* [Aim]:
Copy every line of the records below where the word "high" occurs.

— Begin —

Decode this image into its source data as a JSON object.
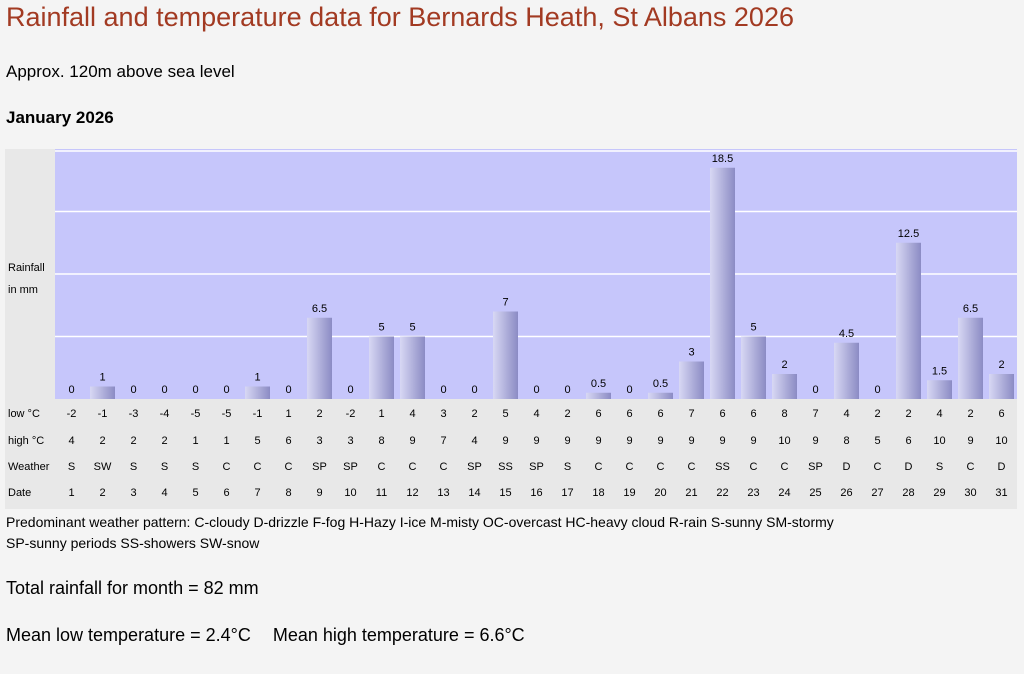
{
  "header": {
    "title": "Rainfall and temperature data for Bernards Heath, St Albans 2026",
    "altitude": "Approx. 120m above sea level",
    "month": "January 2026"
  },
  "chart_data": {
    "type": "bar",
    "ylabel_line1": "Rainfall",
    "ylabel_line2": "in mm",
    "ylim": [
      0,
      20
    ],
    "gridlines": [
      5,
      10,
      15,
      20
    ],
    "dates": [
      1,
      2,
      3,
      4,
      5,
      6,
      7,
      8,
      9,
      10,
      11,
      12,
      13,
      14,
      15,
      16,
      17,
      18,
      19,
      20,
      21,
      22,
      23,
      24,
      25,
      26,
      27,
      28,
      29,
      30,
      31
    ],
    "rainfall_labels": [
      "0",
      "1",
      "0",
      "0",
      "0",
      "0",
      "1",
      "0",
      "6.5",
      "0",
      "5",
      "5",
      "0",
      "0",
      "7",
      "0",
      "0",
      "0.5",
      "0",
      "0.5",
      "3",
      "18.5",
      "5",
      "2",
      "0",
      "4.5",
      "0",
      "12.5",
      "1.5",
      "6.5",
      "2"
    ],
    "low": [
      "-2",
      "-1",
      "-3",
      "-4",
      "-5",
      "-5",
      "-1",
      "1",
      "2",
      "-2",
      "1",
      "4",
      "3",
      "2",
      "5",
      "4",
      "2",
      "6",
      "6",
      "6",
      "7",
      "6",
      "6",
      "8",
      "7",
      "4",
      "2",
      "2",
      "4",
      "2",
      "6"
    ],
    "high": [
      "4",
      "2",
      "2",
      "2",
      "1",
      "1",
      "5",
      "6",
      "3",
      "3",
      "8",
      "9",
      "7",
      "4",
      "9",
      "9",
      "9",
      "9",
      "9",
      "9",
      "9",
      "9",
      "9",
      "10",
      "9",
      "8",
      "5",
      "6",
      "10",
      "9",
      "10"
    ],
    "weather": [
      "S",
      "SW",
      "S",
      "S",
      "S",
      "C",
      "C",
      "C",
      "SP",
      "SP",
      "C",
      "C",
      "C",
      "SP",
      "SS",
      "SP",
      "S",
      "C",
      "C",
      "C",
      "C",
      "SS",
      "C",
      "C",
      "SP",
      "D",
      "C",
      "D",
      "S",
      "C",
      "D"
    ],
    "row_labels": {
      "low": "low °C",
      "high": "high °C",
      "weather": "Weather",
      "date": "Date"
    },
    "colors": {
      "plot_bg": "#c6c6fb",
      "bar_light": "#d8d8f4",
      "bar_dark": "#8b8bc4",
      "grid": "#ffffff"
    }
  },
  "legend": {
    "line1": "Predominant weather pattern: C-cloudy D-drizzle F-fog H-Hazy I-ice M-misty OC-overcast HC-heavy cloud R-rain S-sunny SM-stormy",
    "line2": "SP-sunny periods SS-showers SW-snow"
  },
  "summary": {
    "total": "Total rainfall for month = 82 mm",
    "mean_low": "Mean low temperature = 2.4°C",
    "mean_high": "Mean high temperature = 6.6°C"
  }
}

— End —
— Begin —

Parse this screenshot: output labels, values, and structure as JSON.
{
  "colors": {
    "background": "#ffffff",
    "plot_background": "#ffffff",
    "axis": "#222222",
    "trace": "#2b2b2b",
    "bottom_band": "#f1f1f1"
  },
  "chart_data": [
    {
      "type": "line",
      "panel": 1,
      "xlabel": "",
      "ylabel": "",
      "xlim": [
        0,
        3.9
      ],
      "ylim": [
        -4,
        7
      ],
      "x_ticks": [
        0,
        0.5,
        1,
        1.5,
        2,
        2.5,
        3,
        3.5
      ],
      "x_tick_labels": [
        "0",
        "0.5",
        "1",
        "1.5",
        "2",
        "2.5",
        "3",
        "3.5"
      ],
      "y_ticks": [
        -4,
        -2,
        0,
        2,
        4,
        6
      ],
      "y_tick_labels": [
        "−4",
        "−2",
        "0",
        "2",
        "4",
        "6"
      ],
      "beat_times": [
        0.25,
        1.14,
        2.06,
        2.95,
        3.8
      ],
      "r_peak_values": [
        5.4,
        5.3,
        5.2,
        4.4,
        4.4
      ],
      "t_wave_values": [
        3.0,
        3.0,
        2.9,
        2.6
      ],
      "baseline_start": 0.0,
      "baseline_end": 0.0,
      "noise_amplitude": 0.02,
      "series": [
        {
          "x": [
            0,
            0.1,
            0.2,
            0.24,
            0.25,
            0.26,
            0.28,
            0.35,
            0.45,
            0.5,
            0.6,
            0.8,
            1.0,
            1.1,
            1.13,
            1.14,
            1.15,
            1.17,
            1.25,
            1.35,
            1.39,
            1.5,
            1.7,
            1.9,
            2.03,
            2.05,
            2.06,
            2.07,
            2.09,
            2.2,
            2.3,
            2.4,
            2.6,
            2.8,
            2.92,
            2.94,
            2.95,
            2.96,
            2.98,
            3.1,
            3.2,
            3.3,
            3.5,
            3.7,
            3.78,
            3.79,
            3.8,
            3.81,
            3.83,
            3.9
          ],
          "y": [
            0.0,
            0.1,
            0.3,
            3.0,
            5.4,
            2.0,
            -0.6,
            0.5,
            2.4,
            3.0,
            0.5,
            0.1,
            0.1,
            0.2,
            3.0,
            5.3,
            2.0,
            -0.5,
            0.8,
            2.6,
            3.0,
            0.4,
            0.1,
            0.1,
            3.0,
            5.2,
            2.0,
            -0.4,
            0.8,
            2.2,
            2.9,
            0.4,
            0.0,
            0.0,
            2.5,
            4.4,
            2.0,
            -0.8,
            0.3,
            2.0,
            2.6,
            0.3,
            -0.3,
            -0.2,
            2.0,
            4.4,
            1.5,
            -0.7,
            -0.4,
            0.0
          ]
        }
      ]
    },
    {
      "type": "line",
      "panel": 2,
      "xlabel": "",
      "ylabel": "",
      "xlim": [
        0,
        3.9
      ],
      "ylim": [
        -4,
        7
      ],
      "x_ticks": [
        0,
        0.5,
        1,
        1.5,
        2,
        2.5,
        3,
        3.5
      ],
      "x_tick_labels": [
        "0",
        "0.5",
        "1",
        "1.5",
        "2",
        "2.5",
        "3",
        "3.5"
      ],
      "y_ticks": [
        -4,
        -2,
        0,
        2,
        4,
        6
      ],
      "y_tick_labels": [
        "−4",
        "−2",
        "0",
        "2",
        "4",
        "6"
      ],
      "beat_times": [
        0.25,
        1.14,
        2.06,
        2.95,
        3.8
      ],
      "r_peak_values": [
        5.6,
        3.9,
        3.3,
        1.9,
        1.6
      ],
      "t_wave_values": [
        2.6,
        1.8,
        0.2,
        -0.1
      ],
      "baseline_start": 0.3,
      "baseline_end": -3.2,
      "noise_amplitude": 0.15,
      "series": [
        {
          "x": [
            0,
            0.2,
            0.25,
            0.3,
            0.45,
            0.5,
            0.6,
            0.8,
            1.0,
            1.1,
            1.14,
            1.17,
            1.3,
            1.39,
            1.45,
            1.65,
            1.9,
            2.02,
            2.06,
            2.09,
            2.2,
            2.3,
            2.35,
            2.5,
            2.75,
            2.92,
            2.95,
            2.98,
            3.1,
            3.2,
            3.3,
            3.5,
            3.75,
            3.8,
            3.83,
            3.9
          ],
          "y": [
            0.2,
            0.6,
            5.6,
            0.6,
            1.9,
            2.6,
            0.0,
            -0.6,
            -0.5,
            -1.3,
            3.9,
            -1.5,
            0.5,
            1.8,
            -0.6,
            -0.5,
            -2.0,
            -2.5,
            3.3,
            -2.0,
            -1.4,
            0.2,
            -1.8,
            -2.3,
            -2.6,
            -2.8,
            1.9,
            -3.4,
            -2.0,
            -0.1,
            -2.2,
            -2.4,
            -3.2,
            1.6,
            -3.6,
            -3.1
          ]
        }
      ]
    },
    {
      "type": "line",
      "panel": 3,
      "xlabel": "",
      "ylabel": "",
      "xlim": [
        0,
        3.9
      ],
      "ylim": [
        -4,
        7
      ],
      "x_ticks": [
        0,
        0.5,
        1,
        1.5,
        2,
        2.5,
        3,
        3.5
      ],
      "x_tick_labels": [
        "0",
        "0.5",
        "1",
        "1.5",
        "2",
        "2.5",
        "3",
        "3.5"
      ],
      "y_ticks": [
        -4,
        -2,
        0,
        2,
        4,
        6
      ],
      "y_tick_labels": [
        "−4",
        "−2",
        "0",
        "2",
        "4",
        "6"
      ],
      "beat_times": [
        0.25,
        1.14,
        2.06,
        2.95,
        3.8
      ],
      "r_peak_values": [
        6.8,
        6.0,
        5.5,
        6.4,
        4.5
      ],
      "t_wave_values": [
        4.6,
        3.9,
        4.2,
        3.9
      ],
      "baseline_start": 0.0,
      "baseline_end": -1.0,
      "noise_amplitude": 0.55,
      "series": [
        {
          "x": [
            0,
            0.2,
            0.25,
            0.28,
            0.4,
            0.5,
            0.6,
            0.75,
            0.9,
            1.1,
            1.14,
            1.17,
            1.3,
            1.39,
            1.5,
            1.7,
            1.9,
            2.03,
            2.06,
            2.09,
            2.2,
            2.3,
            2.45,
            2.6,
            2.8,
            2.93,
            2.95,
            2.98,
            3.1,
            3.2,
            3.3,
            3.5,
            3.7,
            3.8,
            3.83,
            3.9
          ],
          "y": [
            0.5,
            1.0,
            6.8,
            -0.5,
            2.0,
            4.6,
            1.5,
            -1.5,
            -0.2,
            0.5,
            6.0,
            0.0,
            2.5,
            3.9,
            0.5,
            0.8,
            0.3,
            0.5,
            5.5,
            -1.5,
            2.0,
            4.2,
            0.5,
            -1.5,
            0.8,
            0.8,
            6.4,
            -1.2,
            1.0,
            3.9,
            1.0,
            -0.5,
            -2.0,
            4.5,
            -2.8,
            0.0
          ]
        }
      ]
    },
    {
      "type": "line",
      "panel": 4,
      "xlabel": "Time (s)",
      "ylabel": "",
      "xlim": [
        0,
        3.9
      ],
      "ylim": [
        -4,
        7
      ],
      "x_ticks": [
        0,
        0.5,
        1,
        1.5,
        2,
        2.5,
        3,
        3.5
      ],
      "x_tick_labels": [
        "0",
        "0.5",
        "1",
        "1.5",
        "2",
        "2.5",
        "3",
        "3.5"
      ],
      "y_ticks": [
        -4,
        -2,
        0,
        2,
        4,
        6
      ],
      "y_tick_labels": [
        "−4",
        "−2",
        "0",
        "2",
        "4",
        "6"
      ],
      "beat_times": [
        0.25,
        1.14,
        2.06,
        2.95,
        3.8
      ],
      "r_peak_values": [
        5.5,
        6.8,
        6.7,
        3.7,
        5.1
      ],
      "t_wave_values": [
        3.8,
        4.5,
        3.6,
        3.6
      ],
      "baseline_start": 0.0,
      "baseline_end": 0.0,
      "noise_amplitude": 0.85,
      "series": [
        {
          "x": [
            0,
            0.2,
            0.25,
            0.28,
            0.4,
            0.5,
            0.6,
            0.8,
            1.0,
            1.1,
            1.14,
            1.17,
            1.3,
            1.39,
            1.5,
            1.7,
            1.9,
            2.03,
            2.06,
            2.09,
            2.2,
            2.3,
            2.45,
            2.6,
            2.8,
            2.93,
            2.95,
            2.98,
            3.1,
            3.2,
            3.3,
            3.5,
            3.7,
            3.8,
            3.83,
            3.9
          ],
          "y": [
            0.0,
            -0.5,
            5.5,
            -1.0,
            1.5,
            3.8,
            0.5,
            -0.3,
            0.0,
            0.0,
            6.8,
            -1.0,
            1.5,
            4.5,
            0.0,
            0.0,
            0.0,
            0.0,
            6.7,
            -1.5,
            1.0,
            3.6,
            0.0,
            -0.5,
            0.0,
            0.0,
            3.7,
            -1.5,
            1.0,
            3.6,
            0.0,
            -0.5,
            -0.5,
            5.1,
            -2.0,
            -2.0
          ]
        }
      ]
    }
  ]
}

— End —

* [Correct result]:
    "high": [
      "high": "high °C",
    "mean_high": "Mean high temperature = 6.6°C"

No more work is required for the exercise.